*** Raw data ***

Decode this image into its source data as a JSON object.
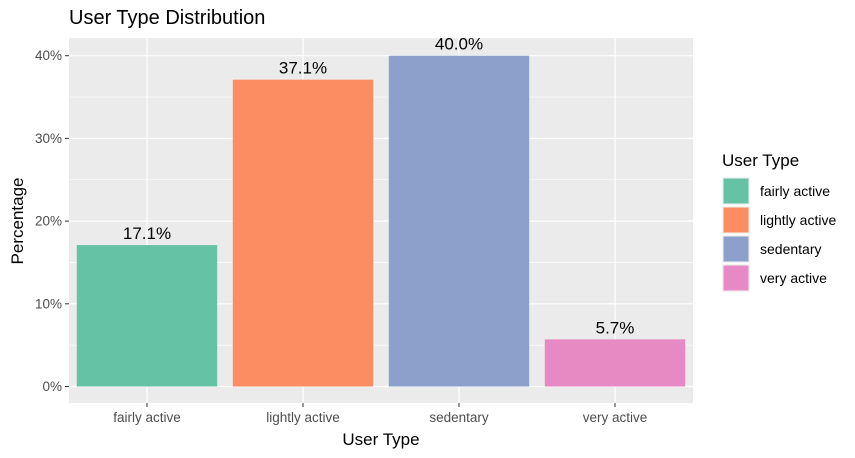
{
  "chart_data": {
    "type": "bar",
    "title": "User Type Distribution",
    "xlabel": "User Type",
    "ylabel": "Percentage",
    "categories": [
      "fairly active",
      "lightly active",
      "sedentary",
      "very active"
    ],
    "values": [
      17.1,
      37.1,
      40.0,
      5.7
    ],
    "data_labels": [
      "17.1%",
      "37.1%",
      "40.0%",
      "5.7%"
    ],
    "colors": [
      "#66c2a5",
      "#fc8d62",
      "#8da0cb",
      "#e78ac3"
    ],
    "ylim": [
      0,
      42
    ],
    "yticks": [
      0,
      10,
      20,
      30,
      40
    ],
    "ytick_labels": [
      "0%",
      "10%",
      "20%",
      "30%",
      "40%"
    ],
    "grid": true,
    "panel_background": "#ebebeb",
    "legend": {
      "title": "User Type",
      "placement": "right",
      "entries": [
        "fairly active",
        "lightly active",
        "sedentary",
        "very active"
      ]
    }
  }
}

***

» What is asked
Each entry shown above must be quoted exactly, with its pictures left out.

» Problem solution
Decode this image into its source data as a JSON object.
{
  "chart_data": {
    "type": "bar",
    "title": "User Type Distribution",
    "xlabel": "User Type",
    "ylabel": "Percentage",
    "categories": [
      "fairly active",
      "lightly active",
      "sedentary",
      "very active"
    ],
    "values": [
      17.1,
      37.1,
      40.0,
      5.7
    ],
    "data_labels": [
      "17.1%",
      "37.1%",
      "40.0%",
      "5.7%"
    ],
    "colors": [
      "#66c2a5",
      "#fc8d62",
      "#8da0cb",
      "#e78ac3"
    ],
    "ylim": [
      0,
      42
    ],
    "yticks": [
      0,
      10,
      20,
      30,
      40
    ],
    "ytick_labels": [
      "0%",
      "10%",
      "20%",
      "30%",
      "40%"
    ],
    "grid": true,
    "panel_background": "#ebebeb",
    "legend": {
      "title": "User Type",
      "placement": "right",
      "entries": [
        "fairly active",
        "lightly active",
        "sedentary",
        "very active"
      ]
    }
  }
}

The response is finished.